## WHAT THIS TASK INVOLVES
Could you quote, exactly as they stand, the lines running from the one with "What's the underlying" to the final line of the material?

Collected data:
* begin *

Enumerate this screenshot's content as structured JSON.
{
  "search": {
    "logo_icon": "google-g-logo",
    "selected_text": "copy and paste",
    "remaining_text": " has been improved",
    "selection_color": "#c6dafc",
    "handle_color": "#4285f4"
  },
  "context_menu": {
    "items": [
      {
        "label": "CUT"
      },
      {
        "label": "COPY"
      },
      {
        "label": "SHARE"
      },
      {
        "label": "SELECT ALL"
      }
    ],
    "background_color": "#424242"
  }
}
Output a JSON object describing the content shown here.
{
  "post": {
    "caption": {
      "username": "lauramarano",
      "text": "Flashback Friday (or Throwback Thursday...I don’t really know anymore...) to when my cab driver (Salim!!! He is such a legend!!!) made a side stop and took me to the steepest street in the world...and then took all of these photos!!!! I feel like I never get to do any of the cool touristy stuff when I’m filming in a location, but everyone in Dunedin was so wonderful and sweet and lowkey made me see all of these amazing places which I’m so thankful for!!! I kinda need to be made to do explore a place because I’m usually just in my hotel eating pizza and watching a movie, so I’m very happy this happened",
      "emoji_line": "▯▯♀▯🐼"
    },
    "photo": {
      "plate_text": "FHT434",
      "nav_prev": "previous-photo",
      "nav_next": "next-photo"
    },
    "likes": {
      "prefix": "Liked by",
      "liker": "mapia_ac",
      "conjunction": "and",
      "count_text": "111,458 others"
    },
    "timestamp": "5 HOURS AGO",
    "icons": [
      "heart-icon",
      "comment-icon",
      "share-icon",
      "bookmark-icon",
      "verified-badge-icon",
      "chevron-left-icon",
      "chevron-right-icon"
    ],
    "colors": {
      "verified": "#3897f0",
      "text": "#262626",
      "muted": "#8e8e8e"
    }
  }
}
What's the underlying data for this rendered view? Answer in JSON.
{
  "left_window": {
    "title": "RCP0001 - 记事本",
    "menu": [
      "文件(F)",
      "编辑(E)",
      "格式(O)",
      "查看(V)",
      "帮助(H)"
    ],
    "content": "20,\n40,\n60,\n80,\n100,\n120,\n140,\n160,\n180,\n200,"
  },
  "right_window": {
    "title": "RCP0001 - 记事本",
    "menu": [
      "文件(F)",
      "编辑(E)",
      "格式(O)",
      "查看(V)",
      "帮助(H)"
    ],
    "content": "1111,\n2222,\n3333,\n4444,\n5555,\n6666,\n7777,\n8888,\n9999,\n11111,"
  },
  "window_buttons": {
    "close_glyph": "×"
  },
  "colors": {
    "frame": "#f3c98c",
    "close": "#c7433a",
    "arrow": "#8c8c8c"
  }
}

* end *

## RESULT FOR THIS EXERCISE
What's the underlying data for this rendered view? Answer in JSON.
{
  "left_window": {
    "title": "RCP0001 - 记事本",
    "menu": [
      "文件(F)",
      "编辑(E)",
      "格式(O)",
      "查看(V)",
      "帮助(H)"
    ],
    "content": "20,\n40,\n60,\n80,\n100,\n120,\n140,\n160,\n180,\n200,"
  },
  "right_window": {
    "title": "RCP0001 - 记事本",
    "menu": [
      "文件(F)",
      "编辑(E)",
      "格式(O)",
      "查看(V)",
      "帮助(H)"
    ],
    "content": "1111,\n2222,\n3333,\n4444,\n5555,\n6666,\n7777,\n8888,\n9999,\n11111,"
  },
  "window_buttons": {
    "close_glyph": "×"
  },
  "colors": {
    "frame": "#f3c98c",
    "close": "#c7433a",
    "arrow": "#8c8c8c"
  }
}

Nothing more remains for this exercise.